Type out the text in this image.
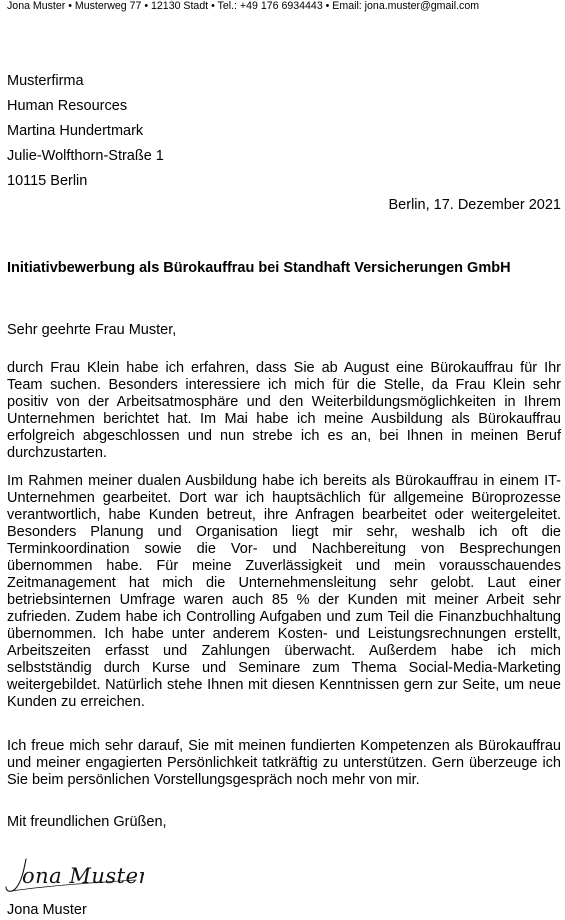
Jona Muster • Musterweg 77 • 12130 Stadt • Tel.: +49 176 6934443 • Email: jona.muster@gmail.com
Musterfirma
Human Resources
Martina Hundertmark
Julie-Wolfthorn-Straße 1
10115 Berlin
Berlin, 17. Dezember 2021
Initiativbewerbung als Bürokauffrau bei Standhaft Versicherungen GmbH
Sehr geehrte Frau Muster,
durch Frau Klein habe ich erfahren, dass Sie ab August eine Bürokauffrau für Ihr Team suchen. Besonders interessiere ich mich für die Stelle, da Frau Klein sehr positiv von der Arbeitsatmosphäre und den Weiterbildungsmöglichkeiten in Ihrem Unternehmen berichtet hat. Im Mai habe ich meine Ausbildung als Bürokauffrau erfolgreich abgeschlossen und nun strebe ich es an, bei Ihnen in meinen Beruf durchzustarten.
Im Rahmen meiner dualen Ausbildung habe ich bereits als Bürokauffrau in einem IT-Unternehmen gearbeitet. Dort war ich hauptsächlich für allgemeine Büroprozesse verantwortlich, habe Kunden betreut, ihre Anfragen bearbeitet oder weitergeleitet. Besonders Planung und Organisation liegt mir sehr, weshalb ich oft die Terminkoordination sowie die Vor- und Nachbereitung von Besprechungen übernommen habe. Für meine Zuverlässigkeit und mein vorausschauendes Zeitmanagement hat mich die Unternehmensleitung sehr gelobt. Laut einer betriebsinternen Umfrage waren auch 85 % der Kunden mit meiner Arbeit sehr zufrieden. Zudem habe ich Controlling Aufgaben und zum Teil die Finanzbuchhaltung übernommen. Ich habe unter anderem Kosten- und Leistungsrechnungen erstellt, Arbeitszeiten erfasst und Zahlungen überwacht. Außerdem habe ich mich selbstständig durch Kurse und Seminare zum Thema Social-Media-Marketing weitergebildet. Natürlich stehe Ihnen mit diesen Kenntnissen gern zur Seite, um neue Kunden zu erreichen.
Ich freue mich sehr darauf, Sie mit meinen fundierten Kompetenzen als Bürokauffrau und meiner engagierten Persönlichkeit tatkräftig zu unterstützen. Gern überzeuge ich Sie beim persönlichen Vorstellungsgespräch noch mehr von mir.
Mit freundlichen Grüßen,
ona Muster
Jona Muster
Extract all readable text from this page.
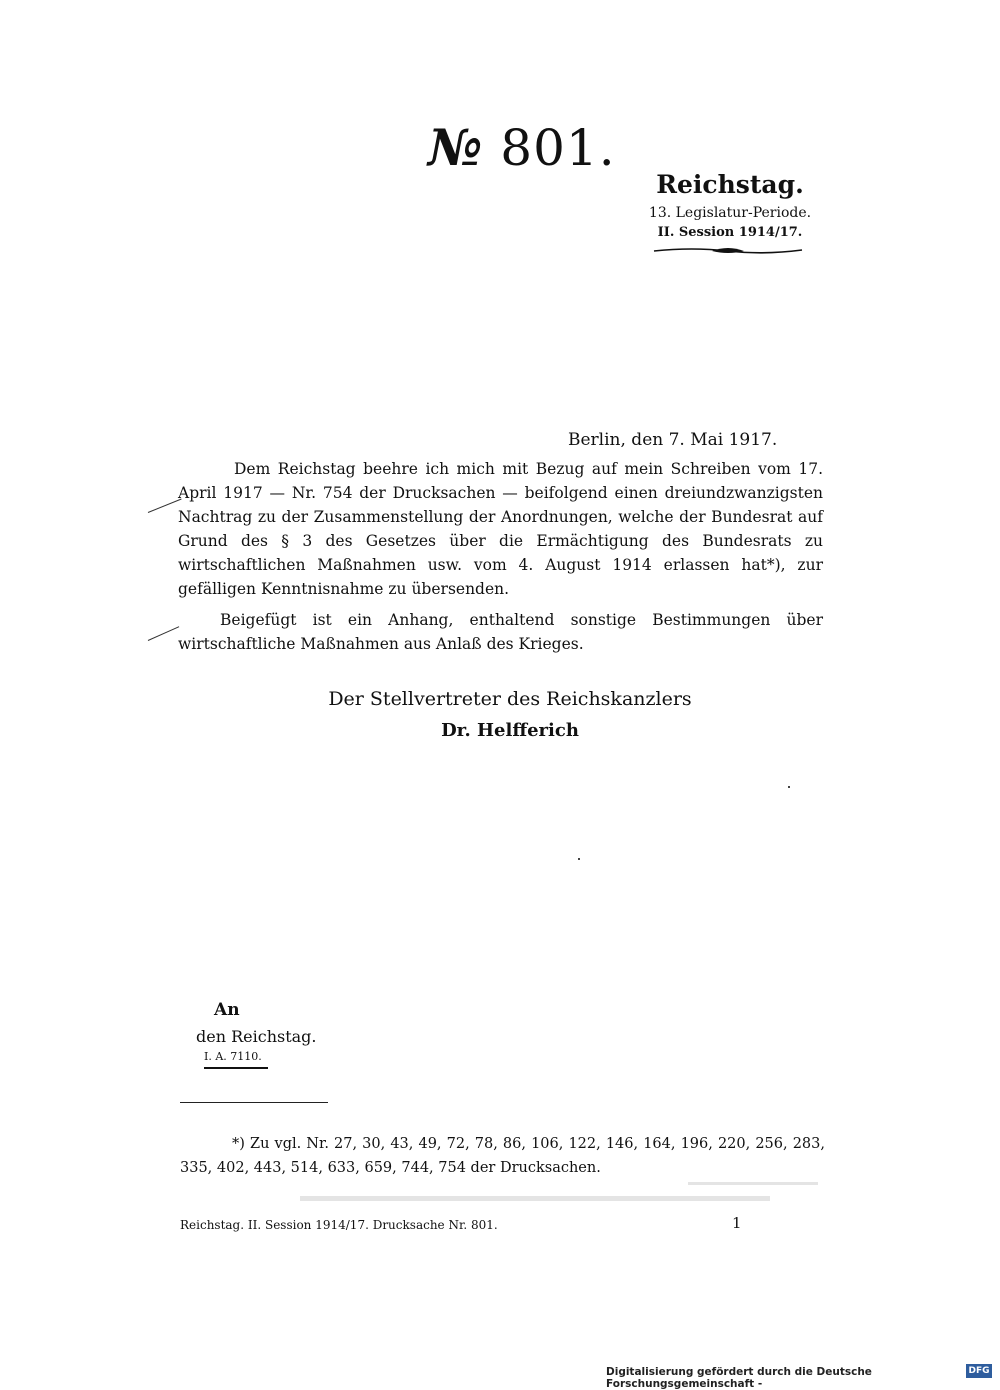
№ 801.
Reichstag.
13. Legislatur-Periode.
II. Session 1914/17.
Berlin, den 7. Mai 1917.
Dem Reichstag beehre ich mich mit Bezug auf mein Schreiben vom 17. April 1917 — Nr. 754 der Drucksachen — beifolgend einen dreiundzwanzigsten Nachtrag zu der Zusammenstellung der Anordnungen, welche der Bundesrat auf Grund des § 3 des Gesetzes über die Ermächtigung des Bundesrats zu wirtschaftlichen Maßnahmen usw. vom 4. August 1914 erlassen hat*), zur gefälligen Kenntnisnahme zu übersenden.
Beigefügt ist ein Anhang, enthaltend sonstige Bestimmungen über wirtschaftliche Maßnahmen aus Anlaß des Krieges.
Der Stellvertreter des Reichskanzlers
Dr. Helfferich
An
den Reichstag.
I. A. 7110.
*) Zu vgl. Nr. 27, 30, 43, 49, 72, 78, 86, 106, 122, 146, 164, 196, 220, 256, 283, 335, 402, 443, 514, 633, 659, 744, 754 der Drucksachen.
Reichstag. II. Session 1914/17. Drucksache Nr. 801.	1
Digitalisierung gefördert durch die Deutsche Forschungsgemeinschaft -
DFG
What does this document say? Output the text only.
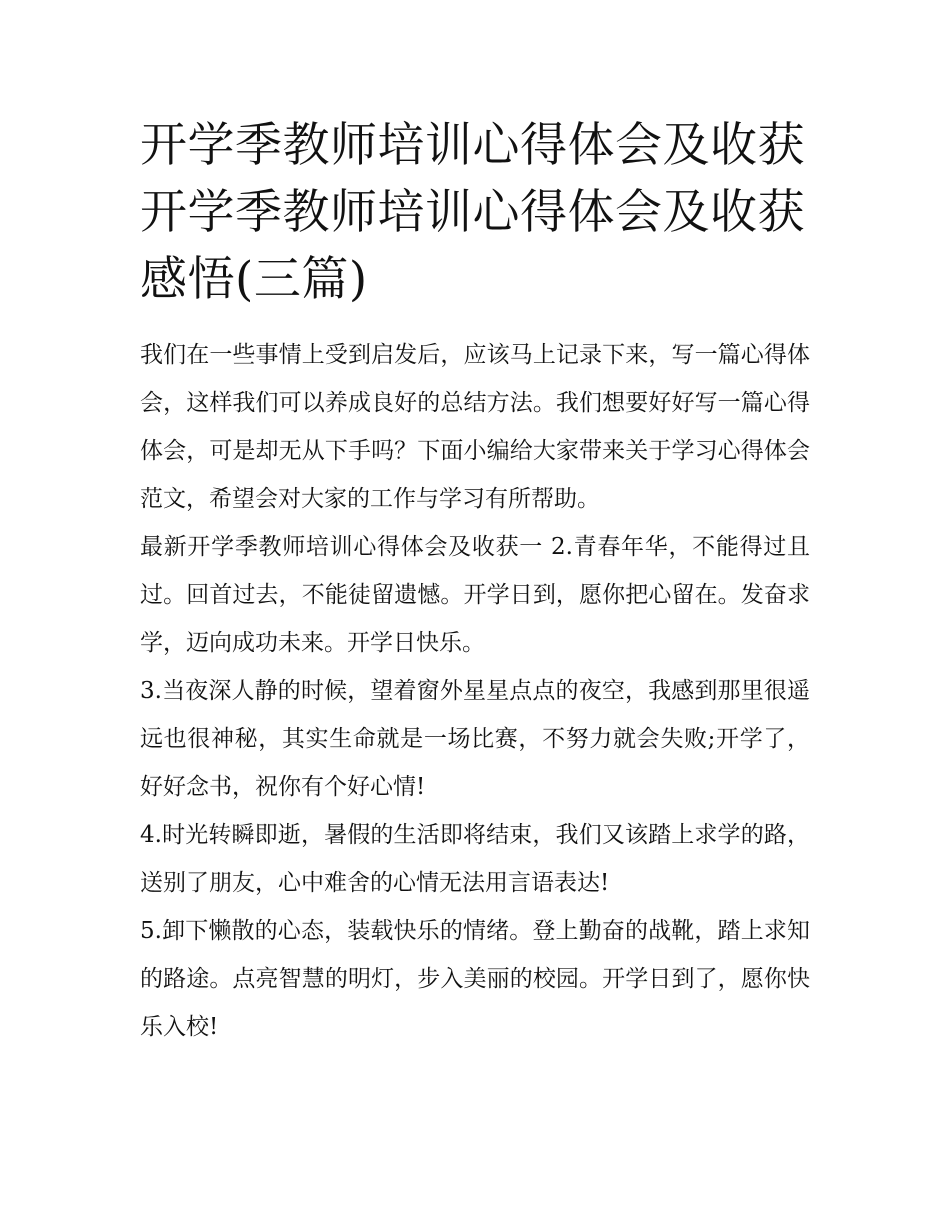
开学季教师培训心得体会及收获 开学季教师培训心得体会及收获感悟(三篇)

我们在一些事情上受到启发后，应该马上记录下来，写一篇心得体会，这样我们可以养成良好的总结方法。我们想要好好写一篇心得体会，可是却无从下手吗？下面小编给大家带来关于学习心得体会范文，希望会对大家的工作与学习有所帮助。

最新开学季教师培训心得体会及收获一 2.青春年华，不能得过且过。回首过去，不能徒留遗憾。开学日到，愿你把心留在。发奋求学，迈向成功未来。开学日快乐。

3.当夜深人静的时候，望着窗外星星点点的夜空，我感到那里很遥远也很神秘，其实生命就是一场比赛，不努力就会失败;开学了，好好念书，祝你有个好心情!

4.时光转瞬即逝，暑假的生活即将结束，我们又该踏上求学的路，送别了朋友，心中难舍的心情无法用言语表达!

5.卸下懒散的心态，装载快乐的情绪。登上勤奋的战靴，踏上求知的路途。点亮智慧的明灯，步入美丽的校园。开学日到了，愿你快乐入校!
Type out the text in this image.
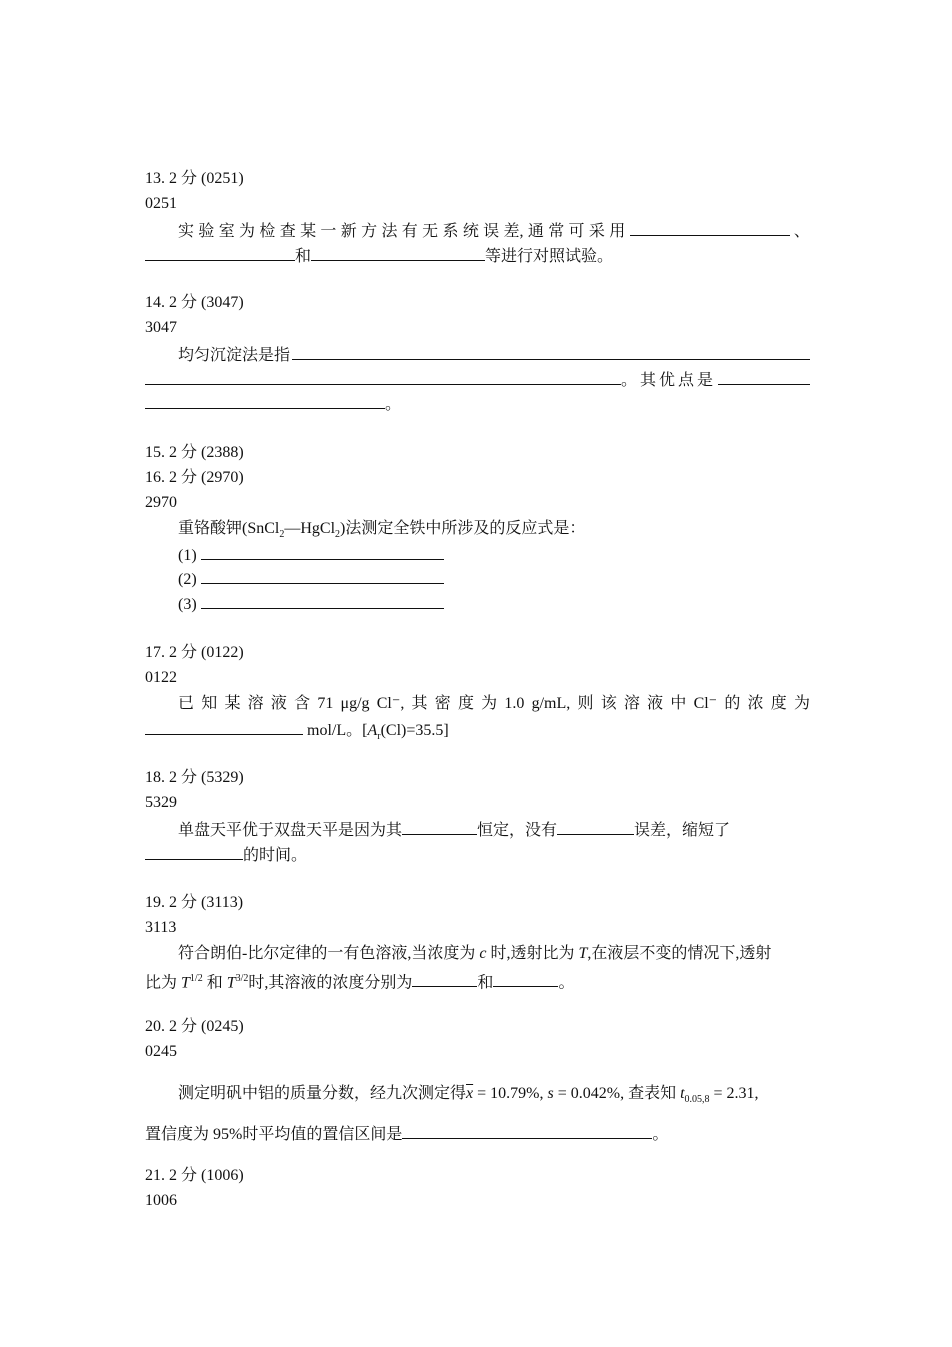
13. 2 分 (0251)
0251
实 验 室 为 检 查 某 一 新 方 法 有 无 系 统 误 差, 通 常 可 采 用	、
和	等进行对照试验。
14. 2 分 (3047)
3047
均匀沉淀法是指
。其优点是
。
15. 2 分 (2388)
16. 2 分 (2970)
2970
重铬酸钾(SnCl$_2$—HgCl$_2$)法测定全铁中所涉及的反应式是：
(1)
(2)
(3)
17. 2 分 (0122)
0122
已 知 某 溶 液 含 71 μg/g Cl⁻, 其 密 度 为 1.0 g/mL, 则 该 溶 液 中 Cl⁻ 的 浓 度 为
mol/L。$[A_r(Cl)=35.5]$
18. 2 分 (5329)
5329
单盘天平优于双盘天平是因为其	恒定，没有	误差，缩短了
的时间。
19. 2 分 (3113)
3113
符合朗伯-比尔定律的一有色溶液,当浓度为 c 时,透射比为 T,在液层不变的情况下,透射
比为 $T^{1/2}$ 和 $T^{3/2}$时,其溶液的浓度分别为	和	。
20. 2 分 (0245)
0245
测定明矾中铝的质量分数，经九次测定得$\overline{x} = 10.79\%$, s = 0.042%, 查表知 $t_{0.05,8} = 2.31$,
置信度为 95%时平均值的置信区间是	。
21. 2 分 (1006)
1006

┄┄┄┄┄┄

WHAT IS REQUIRED: Repeat the listing above exactly, with no pictures.

FINISHED TASK:
Type out the text in this image.
Jona Muster • Musterweg 77 • 12130 Stadt • Tel.: +49 176 6934443 • Email: jona.muster@gmail.com
Musterfirma
Human Resources
Martina Hundertmark
Julie-Wolfthorn-Straße 1
10115 Berlin
Berlin, 17. Dezember 2021
Initiativbewerbung als Bürokauffrau bei Standhaft Versicherungen GmbH
Sehr geehrte Frau Muster,
durch Frau Klein habe ich erfahren, dass Sie ab August eine Bürokauffrau für Ihr Team suchen. Besonders interessiere ich mich für die Stelle, da Frau Klein sehr positiv von der Arbeitsatmosphäre und den Weiterbildungsmöglichkeiten in Ihrem Unternehmen berichtet hat. Im Mai habe ich meine Ausbildung als Bürokauffrau erfolgreich abgeschlossen und nun strebe ich es an, bei Ihnen in meinen Beruf durchzustarten.
Im Rahmen meiner dualen Ausbildung habe ich bereits als Bürokauffrau in einem IT-Unternehmen gearbeitet. Dort war ich hauptsächlich für allgemeine Büroprozesse verantwortlich, habe Kunden betreut, ihre Anfragen bearbeitet oder weitergeleitet. Besonders Planung und Organisation liegt mir sehr, weshalb ich oft die Terminkoordination sowie die Vor- und Nachbereitung von Besprechungen übernommen habe. Für meine Zuverlässigkeit und mein vorausschauendes Zeitmanagement hat mich die Unternehmensleitung sehr gelobt. Laut einer betriebsinternen Umfrage waren auch 85 % der Kunden mit meiner Arbeit sehr zufrieden. Zudem habe ich Controlling Aufgaben und zum Teil die Finanzbuchhaltung übernommen. Ich habe unter anderem Kosten- und Leistungsrechnungen erstellt, Arbeitszeiten erfasst und Zahlungen überwacht. Außerdem habe ich mich selbstständig durch Kurse und Seminare zum Thema Social-Media-Marketing weitergebildet. Natürlich stehe Ihnen mit diesen Kenntnissen gern zur Seite, um neue Kunden zu erreichen.
Ich freue mich sehr darauf, Sie mit meinen fundierten Kompetenzen als Bürokauffrau und meiner engagierten Persönlichkeit tatkräftig zu unterstützen. Gern überzeuge ich Sie beim persönlichen Vorstellungsgespräch noch mehr von mir.
Mit freundlichen Grüßen,
ona Muster
Jona Muster
Extract all readable text from this page.
№ 801.
Reichstag.
13. Legislatur-Periode.
II. Session 1914/17.
Berlin, den 7. Mai 1917.
Dem Reichstag beehre ich mich mit Bezug auf mein Schreiben vom 17. April 1917 — Nr. 754 der Drucksachen — beifolgend einen dreiundzwanzigsten Nachtrag zu der Zusammenstellung der Anordnungen, welche der Bundesrat auf Grund des § 3 des Gesetzes über die Ermächtigung des Bundesrats zu wirtschaftlichen Maßnahmen usw. vom 4. August 1914 erlassen hat*), zur gefälligen Kenntnisnahme zu übersenden.
Beigefügt ist ein Anhang, enthaltend sonstige Bestimmungen über wirtschaftliche Maßnahmen aus Anlaß des Krieges.
Der Stellvertreter des Reichskanzlers
Dr. Helfferich
An
den Reichstag.
I. A. 7110.
*) Zu vgl. Nr. 27, 30, 43, 49, 72, 78, 86, 106, 122, 146, 164, 196, 220, 256, 283, 335, 402, 443, 514, 633, 659, 744, 754 der Drucksachen.
Reichstag. II. Session 1914/17. Drucksache Nr. 801.	1
Digitalisierung gefördert durch die Deutsche Forschungsgemeinschaft -
DFG
What does this document say? Output the text only.
开学季教师培训心得体会及收获 开学季教师培训心得体会及收获感悟(三篇)

我们在一些事情上受到启发后，应该马上记录下来，写一篇心得体会，这样我们可以养成良好的总结方法。我们想要好好写一篇心得体会，可是却无从下手吗？下面小编给大家带来关于学习心得体会范文，希望会对大家的工作与学习有所帮助。

最新开学季教师培训心得体会及收获一 2.青春年华，不能得过且过。回首过去，不能徒留遗憾。开学日到，愿你把心留在。发奋求学，迈向成功未来。开学日快乐。

3.当夜深人静的时候，望着窗外星星点点的夜空，我感到那里很遥远也很神秘，其实生命就是一场比赛，不努力就会失败;开学了，好好念书，祝你有个好心情!

4.时光转瞬即逝，暑假的生活即将结束，我们又该踏上求学的路，送别了朋友，心中难舍的心情无法用言语表达!

5.卸下懒散的心态，装载快乐的情绪。登上勤奋的战靴，踏上求知的路途。点亮智慧的明灯，步入美丽的校园。开学日到了，愿你快乐入校!
Type out the text in this image.
13. 2 分 (0251)
0251
实 验 室 为 检 查 某 一 新 方 法 有 无 系 统 误 差, 通 常 可 采 用	、
和	等进行对照试验。
14. 2 分 (3047)
3047
均匀沉淀法是指
。其优点是
。
15. 2 分 (2388)
16. 2 分 (2970)
2970
重铬酸钾(SnCl$_2$—HgCl$_2$)法测定全铁中所涉及的反应式是：
(1)
(2)
(3)
17. 2 分 (0122)
0122
已 知 某 溶 液 含 71 μg/g Cl⁻, 其 密 度 为 1.0 g/mL, 则 该 溶 液 中 Cl⁻ 的 浓 度 为
mol/L。$[A_r(Cl)=35.5]$
18. 2 分 (5329)
5329
单盘天平优于双盘天平是因为其	恒定，没有	误差，缩短了
的时间。
19. 2 分 (3113)
3113
符合朗伯-比尔定律的一有色溶液,当浓度为 c 时,透射比为 T,在液层不变的情况下,透射
比为 $T^{1/2}$ 和 $T^{3/2}$时,其溶液的浓度分别为	和	。
20. 2 分 (0245)
0245
测定明矾中铝的质量分数，经九次测定得$\overline{x} = 10.79\%$, s = 0.042%, 查表知 $t_{0.05,8} = 2.31$,
置信度为 95%时平均值的置信区间是	。
21. 2 分 (1006)
1006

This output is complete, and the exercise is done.